- [Objective] Below are the records; collect from them each line containing the string "مقررات".

- [Exercise materials]
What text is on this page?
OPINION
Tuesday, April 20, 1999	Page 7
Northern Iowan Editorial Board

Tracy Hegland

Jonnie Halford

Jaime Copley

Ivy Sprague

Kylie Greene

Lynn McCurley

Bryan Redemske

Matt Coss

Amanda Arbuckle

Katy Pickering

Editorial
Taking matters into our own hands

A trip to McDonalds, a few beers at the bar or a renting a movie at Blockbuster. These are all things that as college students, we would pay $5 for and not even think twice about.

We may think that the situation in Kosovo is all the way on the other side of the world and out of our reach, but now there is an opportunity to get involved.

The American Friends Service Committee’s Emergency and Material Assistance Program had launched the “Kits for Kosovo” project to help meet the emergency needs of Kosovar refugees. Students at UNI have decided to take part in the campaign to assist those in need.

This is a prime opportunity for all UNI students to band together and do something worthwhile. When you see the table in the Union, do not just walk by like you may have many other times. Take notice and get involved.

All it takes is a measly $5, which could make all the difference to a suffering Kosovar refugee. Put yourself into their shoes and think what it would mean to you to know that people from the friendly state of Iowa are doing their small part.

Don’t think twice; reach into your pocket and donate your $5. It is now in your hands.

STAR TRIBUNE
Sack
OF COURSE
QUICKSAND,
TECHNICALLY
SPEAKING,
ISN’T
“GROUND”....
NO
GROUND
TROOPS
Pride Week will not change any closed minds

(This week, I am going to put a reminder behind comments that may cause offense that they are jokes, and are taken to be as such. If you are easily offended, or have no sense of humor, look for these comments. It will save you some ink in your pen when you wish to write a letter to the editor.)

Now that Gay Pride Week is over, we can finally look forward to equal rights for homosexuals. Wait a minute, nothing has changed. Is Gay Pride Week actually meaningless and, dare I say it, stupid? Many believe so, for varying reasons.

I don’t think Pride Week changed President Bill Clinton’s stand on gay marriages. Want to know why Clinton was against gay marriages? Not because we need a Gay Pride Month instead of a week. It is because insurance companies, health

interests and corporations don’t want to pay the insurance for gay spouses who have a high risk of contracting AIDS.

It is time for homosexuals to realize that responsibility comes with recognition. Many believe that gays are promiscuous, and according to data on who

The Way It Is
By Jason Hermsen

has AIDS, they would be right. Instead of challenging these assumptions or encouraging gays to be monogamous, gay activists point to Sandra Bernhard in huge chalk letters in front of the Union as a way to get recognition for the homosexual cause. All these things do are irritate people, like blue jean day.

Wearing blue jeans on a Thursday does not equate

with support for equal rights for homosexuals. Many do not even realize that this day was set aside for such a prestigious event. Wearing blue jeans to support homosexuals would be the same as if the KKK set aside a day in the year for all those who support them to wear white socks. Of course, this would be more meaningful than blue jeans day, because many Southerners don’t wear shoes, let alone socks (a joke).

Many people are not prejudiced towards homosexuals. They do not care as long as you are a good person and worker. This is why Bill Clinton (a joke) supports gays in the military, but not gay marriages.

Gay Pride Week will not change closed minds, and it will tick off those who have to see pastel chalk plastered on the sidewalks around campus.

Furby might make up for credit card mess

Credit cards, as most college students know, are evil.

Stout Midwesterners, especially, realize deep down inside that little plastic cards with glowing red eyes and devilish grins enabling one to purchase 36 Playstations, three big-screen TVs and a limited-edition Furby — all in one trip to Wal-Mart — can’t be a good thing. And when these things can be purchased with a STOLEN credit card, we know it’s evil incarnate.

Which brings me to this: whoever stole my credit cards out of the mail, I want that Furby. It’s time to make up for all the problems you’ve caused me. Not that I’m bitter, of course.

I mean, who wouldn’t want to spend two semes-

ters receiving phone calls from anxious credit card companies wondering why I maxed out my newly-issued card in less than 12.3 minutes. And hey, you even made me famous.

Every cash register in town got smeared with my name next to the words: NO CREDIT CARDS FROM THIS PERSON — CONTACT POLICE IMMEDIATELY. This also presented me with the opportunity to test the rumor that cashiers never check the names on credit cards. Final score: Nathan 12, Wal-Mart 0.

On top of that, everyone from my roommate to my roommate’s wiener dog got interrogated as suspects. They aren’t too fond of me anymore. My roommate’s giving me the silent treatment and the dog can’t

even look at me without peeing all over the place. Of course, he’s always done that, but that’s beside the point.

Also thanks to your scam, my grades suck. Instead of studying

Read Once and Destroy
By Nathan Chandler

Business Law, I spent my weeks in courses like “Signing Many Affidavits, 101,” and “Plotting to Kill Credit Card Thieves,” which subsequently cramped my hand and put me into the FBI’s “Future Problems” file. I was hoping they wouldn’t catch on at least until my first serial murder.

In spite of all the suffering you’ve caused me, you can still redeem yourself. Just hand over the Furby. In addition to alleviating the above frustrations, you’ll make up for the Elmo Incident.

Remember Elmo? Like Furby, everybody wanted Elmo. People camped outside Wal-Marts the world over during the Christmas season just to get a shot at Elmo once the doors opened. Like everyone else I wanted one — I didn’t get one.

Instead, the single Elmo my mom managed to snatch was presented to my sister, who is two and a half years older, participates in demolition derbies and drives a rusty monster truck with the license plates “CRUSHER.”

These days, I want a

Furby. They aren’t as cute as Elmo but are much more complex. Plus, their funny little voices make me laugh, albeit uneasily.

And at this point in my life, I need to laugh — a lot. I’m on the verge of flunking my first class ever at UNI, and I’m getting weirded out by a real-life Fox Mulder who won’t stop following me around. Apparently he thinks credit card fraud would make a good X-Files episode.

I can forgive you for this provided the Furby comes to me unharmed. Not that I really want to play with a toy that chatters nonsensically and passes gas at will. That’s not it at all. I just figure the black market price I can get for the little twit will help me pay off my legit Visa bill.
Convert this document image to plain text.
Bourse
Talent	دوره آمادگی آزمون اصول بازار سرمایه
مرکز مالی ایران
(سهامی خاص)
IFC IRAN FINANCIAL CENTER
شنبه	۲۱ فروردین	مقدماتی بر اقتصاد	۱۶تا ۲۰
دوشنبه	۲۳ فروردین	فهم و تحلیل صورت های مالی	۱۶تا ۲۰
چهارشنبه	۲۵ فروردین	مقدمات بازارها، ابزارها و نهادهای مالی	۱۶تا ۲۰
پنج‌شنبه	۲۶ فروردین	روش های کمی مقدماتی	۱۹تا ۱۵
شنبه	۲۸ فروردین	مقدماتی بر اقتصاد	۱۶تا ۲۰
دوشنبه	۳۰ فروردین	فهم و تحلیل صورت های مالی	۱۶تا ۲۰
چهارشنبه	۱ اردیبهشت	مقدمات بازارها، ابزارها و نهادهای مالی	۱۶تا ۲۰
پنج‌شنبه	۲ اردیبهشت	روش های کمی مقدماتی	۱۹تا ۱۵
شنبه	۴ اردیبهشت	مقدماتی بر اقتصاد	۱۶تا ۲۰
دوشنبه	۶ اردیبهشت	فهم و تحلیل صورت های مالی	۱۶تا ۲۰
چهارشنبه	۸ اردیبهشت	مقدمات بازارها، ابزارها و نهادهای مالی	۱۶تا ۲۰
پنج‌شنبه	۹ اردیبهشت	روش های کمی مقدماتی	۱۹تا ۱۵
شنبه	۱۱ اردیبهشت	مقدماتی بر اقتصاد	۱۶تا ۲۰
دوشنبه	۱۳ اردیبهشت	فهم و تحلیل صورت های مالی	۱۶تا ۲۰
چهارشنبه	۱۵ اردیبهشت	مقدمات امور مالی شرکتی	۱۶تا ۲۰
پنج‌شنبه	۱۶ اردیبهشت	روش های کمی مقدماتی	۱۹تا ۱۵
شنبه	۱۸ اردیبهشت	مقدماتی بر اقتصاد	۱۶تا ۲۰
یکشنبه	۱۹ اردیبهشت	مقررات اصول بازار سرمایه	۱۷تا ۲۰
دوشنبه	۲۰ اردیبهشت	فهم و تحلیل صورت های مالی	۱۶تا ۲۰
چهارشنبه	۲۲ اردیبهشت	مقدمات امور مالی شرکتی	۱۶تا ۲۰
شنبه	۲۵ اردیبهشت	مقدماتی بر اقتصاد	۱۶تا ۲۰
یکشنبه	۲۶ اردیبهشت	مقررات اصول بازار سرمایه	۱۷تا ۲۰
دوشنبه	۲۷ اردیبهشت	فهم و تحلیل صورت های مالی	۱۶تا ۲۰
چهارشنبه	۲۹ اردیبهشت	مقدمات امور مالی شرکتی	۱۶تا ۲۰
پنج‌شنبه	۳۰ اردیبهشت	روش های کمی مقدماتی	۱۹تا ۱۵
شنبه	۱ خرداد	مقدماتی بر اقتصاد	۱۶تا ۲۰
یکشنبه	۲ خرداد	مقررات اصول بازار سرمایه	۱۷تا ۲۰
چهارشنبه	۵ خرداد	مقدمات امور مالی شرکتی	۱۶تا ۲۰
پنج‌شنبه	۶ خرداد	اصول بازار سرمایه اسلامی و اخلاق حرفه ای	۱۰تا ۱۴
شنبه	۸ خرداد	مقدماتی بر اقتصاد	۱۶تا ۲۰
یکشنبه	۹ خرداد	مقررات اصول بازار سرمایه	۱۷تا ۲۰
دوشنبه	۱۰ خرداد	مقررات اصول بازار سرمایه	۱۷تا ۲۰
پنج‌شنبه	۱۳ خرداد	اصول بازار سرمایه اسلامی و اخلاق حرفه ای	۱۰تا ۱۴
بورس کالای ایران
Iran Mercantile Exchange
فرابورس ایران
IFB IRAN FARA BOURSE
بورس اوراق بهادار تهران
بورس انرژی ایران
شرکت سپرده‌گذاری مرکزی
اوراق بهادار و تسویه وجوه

- [Task result]
یکشنبه	۱۹ اردیبهشت	مقررات اصول بازار سرمایه	۱۷تا ۲۰
یکشنبه	۲۶ اردیبهشت	مقررات اصول بازار سرمایه	۱۷تا ۲۰
یکشنبه	۲ خرداد	مقررات اصول بازار سرمایه	۱۷تا ۲۰
یکشنبه	۹ خرداد	مقررات اصول بازار سرمایه	۱۷تا ۲۰
دوشنبه	۱۰ خرداد	مقررات اصول بازار سرمایه	۱۷تا ۲۰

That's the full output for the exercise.